Work required — Copy out, from the entries below, each line holding the string "RELATES".

[Stored records]
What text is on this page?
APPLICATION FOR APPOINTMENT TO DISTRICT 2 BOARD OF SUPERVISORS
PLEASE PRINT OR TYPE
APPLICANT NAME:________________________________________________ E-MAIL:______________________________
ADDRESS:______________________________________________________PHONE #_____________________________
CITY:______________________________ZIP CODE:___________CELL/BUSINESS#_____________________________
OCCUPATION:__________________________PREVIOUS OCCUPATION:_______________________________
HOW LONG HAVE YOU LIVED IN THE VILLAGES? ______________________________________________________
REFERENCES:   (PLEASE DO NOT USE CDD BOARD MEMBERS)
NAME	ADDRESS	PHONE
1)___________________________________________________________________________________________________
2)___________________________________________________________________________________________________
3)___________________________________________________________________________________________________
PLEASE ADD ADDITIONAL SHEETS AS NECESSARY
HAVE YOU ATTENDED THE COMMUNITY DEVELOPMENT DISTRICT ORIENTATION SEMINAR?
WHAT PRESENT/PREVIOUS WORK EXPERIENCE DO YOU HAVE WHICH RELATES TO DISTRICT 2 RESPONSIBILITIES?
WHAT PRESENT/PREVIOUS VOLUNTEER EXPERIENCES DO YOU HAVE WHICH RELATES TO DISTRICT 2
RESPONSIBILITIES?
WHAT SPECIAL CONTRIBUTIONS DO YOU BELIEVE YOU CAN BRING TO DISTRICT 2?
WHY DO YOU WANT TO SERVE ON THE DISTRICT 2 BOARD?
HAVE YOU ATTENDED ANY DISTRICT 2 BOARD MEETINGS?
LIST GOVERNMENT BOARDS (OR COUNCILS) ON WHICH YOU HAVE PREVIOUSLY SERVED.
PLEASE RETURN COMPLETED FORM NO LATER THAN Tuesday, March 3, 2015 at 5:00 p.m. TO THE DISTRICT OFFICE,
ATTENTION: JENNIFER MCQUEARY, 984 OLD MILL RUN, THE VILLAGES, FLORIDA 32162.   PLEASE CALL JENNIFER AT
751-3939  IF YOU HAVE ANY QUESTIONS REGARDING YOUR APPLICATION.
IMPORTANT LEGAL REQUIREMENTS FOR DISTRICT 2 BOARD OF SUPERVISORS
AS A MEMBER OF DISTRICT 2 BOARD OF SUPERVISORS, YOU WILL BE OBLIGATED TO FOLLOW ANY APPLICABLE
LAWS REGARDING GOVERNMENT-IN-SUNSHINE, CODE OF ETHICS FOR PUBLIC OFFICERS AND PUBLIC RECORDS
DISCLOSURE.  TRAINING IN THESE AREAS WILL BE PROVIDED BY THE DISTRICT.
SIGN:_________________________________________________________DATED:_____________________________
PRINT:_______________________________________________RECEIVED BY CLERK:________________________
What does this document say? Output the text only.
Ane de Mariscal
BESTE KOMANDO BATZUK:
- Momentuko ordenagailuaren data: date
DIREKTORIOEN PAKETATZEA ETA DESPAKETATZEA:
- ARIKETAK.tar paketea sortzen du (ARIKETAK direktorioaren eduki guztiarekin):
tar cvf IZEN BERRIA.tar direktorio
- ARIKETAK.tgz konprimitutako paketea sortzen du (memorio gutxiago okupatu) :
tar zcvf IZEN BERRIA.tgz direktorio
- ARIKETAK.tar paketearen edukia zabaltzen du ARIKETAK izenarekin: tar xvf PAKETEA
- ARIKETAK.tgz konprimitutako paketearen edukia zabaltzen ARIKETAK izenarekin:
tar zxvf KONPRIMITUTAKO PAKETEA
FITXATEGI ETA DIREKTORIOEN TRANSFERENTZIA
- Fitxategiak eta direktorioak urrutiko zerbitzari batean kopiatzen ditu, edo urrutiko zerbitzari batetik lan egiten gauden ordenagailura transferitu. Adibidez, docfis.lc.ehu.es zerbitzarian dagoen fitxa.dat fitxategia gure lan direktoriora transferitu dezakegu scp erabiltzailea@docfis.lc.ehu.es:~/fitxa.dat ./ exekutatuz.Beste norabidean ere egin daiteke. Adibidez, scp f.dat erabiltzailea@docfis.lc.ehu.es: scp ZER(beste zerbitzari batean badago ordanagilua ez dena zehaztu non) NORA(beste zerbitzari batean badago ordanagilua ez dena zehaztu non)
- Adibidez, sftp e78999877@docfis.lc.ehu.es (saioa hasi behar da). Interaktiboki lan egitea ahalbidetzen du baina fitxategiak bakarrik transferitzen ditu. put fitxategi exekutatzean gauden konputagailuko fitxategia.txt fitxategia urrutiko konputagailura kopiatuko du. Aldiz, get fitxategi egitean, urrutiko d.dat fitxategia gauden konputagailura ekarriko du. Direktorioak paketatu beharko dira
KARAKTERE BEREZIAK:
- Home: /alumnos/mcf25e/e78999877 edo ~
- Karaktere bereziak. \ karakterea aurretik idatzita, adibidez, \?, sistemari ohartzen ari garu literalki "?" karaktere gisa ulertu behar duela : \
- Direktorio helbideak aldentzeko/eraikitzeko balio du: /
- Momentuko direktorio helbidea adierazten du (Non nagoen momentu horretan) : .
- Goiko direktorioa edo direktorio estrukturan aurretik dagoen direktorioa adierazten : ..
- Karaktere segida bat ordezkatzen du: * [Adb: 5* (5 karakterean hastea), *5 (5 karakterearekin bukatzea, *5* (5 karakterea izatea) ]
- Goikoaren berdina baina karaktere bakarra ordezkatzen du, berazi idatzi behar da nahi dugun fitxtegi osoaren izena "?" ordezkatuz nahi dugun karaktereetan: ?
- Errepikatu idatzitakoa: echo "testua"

Solution for this problem —
WHAT PRESENT/PREVIOUS WORK EXPERIENCE DO YOU HAVE WHICH RELATES TO DISTRICT 2 RESPONSIBILITIES?
WHAT PRESENT/PREVIOUS VOLUNTEER EXPERIENCES DO YOU HAVE WHICH RELATES TO DISTRICT 2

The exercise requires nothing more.